THE REQUEST: Every record here needs to be written out again exactly.

--- Start RECORDS FOR THE TASK ---

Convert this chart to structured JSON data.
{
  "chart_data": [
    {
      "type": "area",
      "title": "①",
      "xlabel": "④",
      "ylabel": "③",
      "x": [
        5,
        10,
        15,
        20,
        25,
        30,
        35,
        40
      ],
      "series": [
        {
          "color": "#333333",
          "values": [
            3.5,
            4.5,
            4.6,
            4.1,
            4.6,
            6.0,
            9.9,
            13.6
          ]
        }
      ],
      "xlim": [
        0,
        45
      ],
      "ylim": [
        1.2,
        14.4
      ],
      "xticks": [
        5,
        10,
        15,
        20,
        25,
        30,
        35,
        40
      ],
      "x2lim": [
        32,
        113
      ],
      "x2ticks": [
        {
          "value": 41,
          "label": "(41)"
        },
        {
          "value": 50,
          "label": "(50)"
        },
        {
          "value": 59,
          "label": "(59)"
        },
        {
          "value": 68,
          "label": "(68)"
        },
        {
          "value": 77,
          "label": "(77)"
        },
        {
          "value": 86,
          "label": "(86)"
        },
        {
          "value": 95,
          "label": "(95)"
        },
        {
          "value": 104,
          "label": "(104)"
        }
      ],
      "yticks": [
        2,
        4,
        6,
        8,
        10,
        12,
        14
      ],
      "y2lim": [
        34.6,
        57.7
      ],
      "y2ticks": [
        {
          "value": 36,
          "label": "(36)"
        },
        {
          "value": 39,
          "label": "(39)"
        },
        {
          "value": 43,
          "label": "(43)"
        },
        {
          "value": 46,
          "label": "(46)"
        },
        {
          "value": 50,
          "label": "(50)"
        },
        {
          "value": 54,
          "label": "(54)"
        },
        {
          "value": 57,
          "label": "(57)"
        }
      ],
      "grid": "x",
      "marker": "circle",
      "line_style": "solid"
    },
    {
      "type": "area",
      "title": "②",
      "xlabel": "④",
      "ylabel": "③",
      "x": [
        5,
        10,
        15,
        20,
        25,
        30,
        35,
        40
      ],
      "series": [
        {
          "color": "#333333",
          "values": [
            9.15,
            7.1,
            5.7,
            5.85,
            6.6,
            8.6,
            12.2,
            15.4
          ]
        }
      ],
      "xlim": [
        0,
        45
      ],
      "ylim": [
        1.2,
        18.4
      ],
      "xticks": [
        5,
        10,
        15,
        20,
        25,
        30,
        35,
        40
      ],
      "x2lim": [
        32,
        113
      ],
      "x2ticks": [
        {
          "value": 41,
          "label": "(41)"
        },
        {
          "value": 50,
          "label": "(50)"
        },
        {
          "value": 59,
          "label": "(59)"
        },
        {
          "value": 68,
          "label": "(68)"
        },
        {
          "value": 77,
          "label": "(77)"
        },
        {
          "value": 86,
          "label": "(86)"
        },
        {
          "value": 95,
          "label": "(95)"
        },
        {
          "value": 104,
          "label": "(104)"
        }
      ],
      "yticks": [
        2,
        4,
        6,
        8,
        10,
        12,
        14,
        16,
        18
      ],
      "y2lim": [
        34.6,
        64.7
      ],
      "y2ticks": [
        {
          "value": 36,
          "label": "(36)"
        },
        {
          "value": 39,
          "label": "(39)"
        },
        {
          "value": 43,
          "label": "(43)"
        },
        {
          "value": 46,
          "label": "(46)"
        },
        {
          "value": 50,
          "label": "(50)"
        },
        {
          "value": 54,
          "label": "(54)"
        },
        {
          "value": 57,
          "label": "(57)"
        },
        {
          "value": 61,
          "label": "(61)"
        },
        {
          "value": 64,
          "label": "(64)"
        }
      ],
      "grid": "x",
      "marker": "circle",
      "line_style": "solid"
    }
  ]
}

--- End RECORDS FOR THE TASK ---

THE RESULT:
Convert this chart to structured JSON data.
{
  "chart_data": [
    {
      "type": "area",
      "title": "①",
      "xlabel": "④",
      "ylabel": "③",
      "x": [
        5,
        10,
        15,
        20,
        25,
        30,
        35,
        40
      ],
      "series": [
        {
          "color": "#333333",
          "values": [
            3.5,
            4.5,
            4.6,
            4.1,
            4.6,
            6.0,
            9.9,
            13.6
          ]
        }
      ],
      "xlim": [
        0,
        45
      ],
      "ylim": [
        1.2,
        14.4
      ],
      "xticks": [
        5,
        10,
        15,
        20,
        25,
        30,
        35,
        40
      ],
      "x2lim": [
        32,
        113
      ],
      "x2ticks": [
        {
          "value": 41,
          "label": "(41)"
        },
        {
          "value": 50,
          "label": "(50)"
        },
        {
          "value": 59,
          "label": "(59)"
        },
        {
          "value": 68,
          "label": "(68)"
        },
        {
          "value": 77,
          "label": "(77)"
        },
        {
          "value": 86,
          "label": "(86)"
        },
        {
          "value": 95,
          "label": "(95)"
        },
        {
          "value": 104,
          "label": "(104)"
        }
      ],
      "yticks": [
        2,
        4,
        6,
        8,
        10,
        12,
        14
      ],
      "y2lim": [
        34.6,
        57.7
      ],
      "y2ticks": [
        {
          "value": 36,
          "label": "(36)"
        },
        {
          "value": 39,
          "label": "(39)"
        },
        {
          "value": 43,
          "label": "(43)"
        },
        {
          "value": 46,
          "label": "(46)"
        },
        {
          "value": 50,
          "label": "(50)"
        },
        {
          "value": 54,
          "label": "(54)"
        },
        {
          "value": 57,
          "label": "(57)"
        }
      ],
      "grid": "x",
      "marker": "circle",
      "line_style": "solid"
    },
    {
      "type": "area",
      "title": "②",
      "xlabel": "④",
      "ylabel": "③",
      "x": [
        5,
        10,
        15,
        20,
        25,
        30,
        35,
        40
      ],
      "series": [
        {
          "color": "#333333",
          "values": [
            9.15,
            7.1,
            5.7,
            5.85,
            6.6,
            8.6,
            12.2,
            15.4
          ]
        }
      ],
      "xlim": [
        0,
        45
      ],
      "ylim": [
        1.2,
        18.4
      ],
      "xticks": [
        5,
        10,
        15,
        20,
        25,
        30,
        35,
        40
      ],
      "x2lim": [
        32,
        113
      ],
      "x2ticks": [
        {
          "value": 41,
          "label": "(41)"
        },
        {
          "value": 50,
          "label": "(50)"
        },
        {
          "value": 59,
          "label": "(59)"
        },
        {
          "value": 68,
          "label": "(68)"
        },
        {
          "value": 77,
          "label": "(77)"
        },
        {
          "value": 86,
          "label": "(86)"
        },
        {
          "value": 95,
          "label": "(95)"
        },
        {
          "value": 104,
          "label": "(104)"
        }
      ],
      "yticks": [
        2,
        4,
        6,
        8,
        10,
        12,
        14,
        16,
        18
      ],
      "y2lim": [
        34.6,
        64.7
      ],
      "y2ticks": [
        {
          "value": 36,
          "label": "(36)"
        },
        {
          "value": 39,
          "label": "(39)"
        },
        {
          "value": 43,
          "label": "(43)"
        },
        {
          "value": 46,
          "label": "(46)"
        },
        {
          "value": 50,
          "label": "(50)"
        },
        {
          "value": 54,
          "label": "(54)"
        },
        {
          "value": 57,
          "label": "(57)"
        },
        {
          "value": 61,
          "label": "(61)"
        },
        {
          "value": 64,
          "label": "(64)"
        }
      ],
      "grid": "x",
      "marker": "circle",
      "line_style": "solid"
    }
  ]
}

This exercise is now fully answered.